> _Supplied data_

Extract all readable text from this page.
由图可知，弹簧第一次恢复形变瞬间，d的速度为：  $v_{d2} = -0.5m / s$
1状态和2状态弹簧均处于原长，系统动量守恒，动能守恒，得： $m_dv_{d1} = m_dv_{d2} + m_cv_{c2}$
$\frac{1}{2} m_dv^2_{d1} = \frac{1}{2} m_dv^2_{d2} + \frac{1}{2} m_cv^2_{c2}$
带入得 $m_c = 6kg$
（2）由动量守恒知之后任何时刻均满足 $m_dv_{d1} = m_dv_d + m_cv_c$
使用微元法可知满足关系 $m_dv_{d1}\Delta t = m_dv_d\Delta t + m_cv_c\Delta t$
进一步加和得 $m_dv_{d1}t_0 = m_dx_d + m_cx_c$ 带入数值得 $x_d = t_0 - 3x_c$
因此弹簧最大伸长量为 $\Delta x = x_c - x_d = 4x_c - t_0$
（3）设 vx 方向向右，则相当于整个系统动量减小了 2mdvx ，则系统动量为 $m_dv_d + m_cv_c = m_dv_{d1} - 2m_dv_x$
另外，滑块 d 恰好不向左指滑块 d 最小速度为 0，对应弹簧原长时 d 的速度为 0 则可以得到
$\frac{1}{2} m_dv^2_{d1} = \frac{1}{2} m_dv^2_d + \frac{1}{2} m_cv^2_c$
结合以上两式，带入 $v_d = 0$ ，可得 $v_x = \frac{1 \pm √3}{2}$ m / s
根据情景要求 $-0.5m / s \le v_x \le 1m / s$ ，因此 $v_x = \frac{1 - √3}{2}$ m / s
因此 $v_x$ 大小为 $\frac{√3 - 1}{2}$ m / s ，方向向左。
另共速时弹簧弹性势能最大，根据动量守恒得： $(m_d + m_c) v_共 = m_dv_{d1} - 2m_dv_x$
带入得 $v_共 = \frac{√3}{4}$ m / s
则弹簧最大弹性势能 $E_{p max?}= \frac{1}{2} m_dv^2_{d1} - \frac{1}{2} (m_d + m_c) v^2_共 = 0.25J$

> _What you have to do_
Reproduce the entries above in full by retyping them exactly.

> _Response_
Extract all readable text from this page.
由图可知，弹簧第一次恢复形变瞬间，d的速度为：  $v_{d2} = -0.5m / s$
1状态和2状态弹簧均处于原长，系统动量守恒，动能守恒，得： $m_dv_{d1} = m_dv_{d2} + m_cv_{c2}$
$\frac{1}{2} m_dv^2_{d1} = \frac{1}{2} m_dv^2_{d2} + \frac{1}{2} m_cv^2_{c2}$
带入得 $m_c = 6kg$
（2）由动量守恒知之后任何时刻均满足 $m_dv_{d1} = m_dv_d + m_cv_c$
使用微元法可知满足关系 $m_dv_{d1}\Delta t = m_dv_d\Delta t + m_cv_c\Delta t$
进一步加和得 $m_dv_{d1}t_0 = m_dx_d + m_cx_c$ 带入数值得 $x_d = t_0 - 3x_c$
因此弹簧最大伸长量为 $\Delta x = x_c - x_d = 4x_c - t_0$
（3）设 vx 方向向右，则相当于整个系统动量减小了 2mdvx ，则系统动量为 $m_dv_d + m_cv_c = m_dv_{d1} - 2m_dv_x$
另外，滑块 d 恰好不向左指滑块 d 最小速度为 0，对应弹簧原长时 d 的速度为 0 则可以得到
$\frac{1}{2} m_dv^2_{d1} = \frac{1}{2} m_dv^2_d + \frac{1}{2} m_cv^2_c$
结合以上两式，带入 $v_d = 0$ ，可得 $v_x = \frac{1 \pm √3}{2}$ m / s
根据情景要求 $-0.5m / s \le v_x \le 1m / s$ ，因此 $v_x = \frac{1 - √3}{2}$ m / s
因此 $v_x$ 大小为 $\frac{√3 - 1}{2}$ m / s ，方向向左。
另共速时弹簧弹性势能最大，根据动量守恒得： $(m_d + m_c) v_共 = m_dv_{d1} - 2m_dv_x$
带入得 $v_共 = \frac{√3}{4}$ m / s
则弹簧最大弹性势能 $E_{p max?}= \frac{1}{2} m_dv^2_{d1} - \frac{1}{2} (m_d + m_c) v^2_共 = 0.25J$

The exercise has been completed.